*Boxed element data*.
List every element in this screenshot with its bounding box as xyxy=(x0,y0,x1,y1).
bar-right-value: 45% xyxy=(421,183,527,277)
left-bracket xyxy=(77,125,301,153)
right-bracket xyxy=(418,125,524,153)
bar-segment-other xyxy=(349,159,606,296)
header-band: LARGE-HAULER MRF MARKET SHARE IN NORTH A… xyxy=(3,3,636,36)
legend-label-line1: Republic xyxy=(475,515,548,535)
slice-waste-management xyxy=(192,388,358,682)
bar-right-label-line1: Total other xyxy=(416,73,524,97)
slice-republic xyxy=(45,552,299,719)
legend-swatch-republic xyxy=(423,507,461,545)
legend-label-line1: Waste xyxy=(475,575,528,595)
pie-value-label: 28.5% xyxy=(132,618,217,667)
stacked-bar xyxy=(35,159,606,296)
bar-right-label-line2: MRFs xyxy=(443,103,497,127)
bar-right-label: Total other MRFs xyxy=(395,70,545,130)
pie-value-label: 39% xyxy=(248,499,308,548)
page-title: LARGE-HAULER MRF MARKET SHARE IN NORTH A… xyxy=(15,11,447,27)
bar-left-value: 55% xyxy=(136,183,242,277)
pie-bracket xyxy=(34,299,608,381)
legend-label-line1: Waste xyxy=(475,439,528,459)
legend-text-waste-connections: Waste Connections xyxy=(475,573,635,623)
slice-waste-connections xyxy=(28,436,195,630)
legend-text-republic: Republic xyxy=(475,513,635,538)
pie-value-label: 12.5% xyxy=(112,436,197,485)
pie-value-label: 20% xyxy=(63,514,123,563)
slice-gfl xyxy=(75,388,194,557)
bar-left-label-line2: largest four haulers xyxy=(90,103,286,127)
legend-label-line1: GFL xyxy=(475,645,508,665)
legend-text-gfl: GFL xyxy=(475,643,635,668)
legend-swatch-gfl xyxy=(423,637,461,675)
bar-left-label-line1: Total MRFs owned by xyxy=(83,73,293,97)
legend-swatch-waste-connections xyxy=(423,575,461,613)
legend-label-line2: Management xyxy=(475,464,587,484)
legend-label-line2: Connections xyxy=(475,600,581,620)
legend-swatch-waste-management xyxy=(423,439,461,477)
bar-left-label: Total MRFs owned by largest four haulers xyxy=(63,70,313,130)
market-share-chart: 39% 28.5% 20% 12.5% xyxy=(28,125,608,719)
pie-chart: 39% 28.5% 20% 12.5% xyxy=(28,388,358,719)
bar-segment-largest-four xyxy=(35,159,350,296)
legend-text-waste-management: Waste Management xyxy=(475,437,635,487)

*What is being asked*.
Reproduce every line of the data above word for word.

*Final answer*.
List every element in this screenshot with its bounding box as xyxy=(x0,y0,x1,y1).
bar-right-value: 45% xyxy=(421,183,527,277)
left-bracket xyxy=(77,125,301,153)
right-bracket xyxy=(418,125,524,153)
bar-segment-other xyxy=(349,159,606,296)
header-band: LARGE-HAULER MRF MARKET SHARE IN NORTH A… xyxy=(3,3,636,36)
legend-label-line1: Republic xyxy=(475,515,548,535)
slice-waste-management xyxy=(192,388,358,682)
bar-right-label-line1: Total other xyxy=(416,73,524,97)
slice-republic xyxy=(45,552,299,719)
legend-swatch-republic xyxy=(423,507,461,545)
legend-label-line1: Waste xyxy=(475,575,528,595)
pie-value-label: 28.5% xyxy=(132,618,217,667)
stacked-bar xyxy=(35,159,606,296)
bar-right-label-line2: MRFs xyxy=(443,103,497,127)
bar-right-label: Total other MRFs xyxy=(395,70,545,130)
pie-value-label: 39% xyxy=(248,499,308,548)
page-title: LARGE-HAULER MRF MARKET SHARE IN NORTH A… xyxy=(15,11,447,27)
bar-left-value: 55% xyxy=(136,183,242,277)
pie-bracket xyxy=(34,299,608,381)
legend-label-line1: Waste xyxy=(475,439,528,459)
legend-text-waste-connections: Waste Connections xyxy=(475,573,635,623)
slice-waste-connections xyxy=(28,436,195,630)
legend-text-republic: Republic xyxy=(475,513,635,538)
pie-value-label: 12.5% xyxy=(112,436,197,485)
pie-value-label: 20% xyxy=(63,514,123,563)
slice-gfl xyxy=(75,388,194,557)
bar-left-label-line2: largest four haulers xyxy=(90,103,286,127)
legend-label-line1: GFL xyxy=(475,645,508,665)
legend-text-gfl: GFL xyxy=(475,643,635,668)
legend-swatch-gfl xyxy=(423,637,461,675)
bar-left-label-line1: Total MRFs owned by xyxy=(83,73,293,97)
legend-swatch-waste-connections xyxy=(423,575,461,613)
legend-label-line2: Management xyxy=(475,464,587,484)
legend-label-line2: Connections xyxy=(475,600,581,620)
legend-swatch-waste-management xyxy=(423,439,461,477)
bar-left-label: Total MRFs owned by largest four haulers xyxy=(63,70,313,130)
market-share-chart: 39% 28.5% 20% 12.5% xyxy=(28,125,608,719)
pie-chart: 39% 28.5% 20% 12.5% xyxy=(28,388,358,719)
bar-segment-largest-four xyxy=(35,159,350,296)
legend-text-waste-management: Waste Management xyxy=(475,437,635,487)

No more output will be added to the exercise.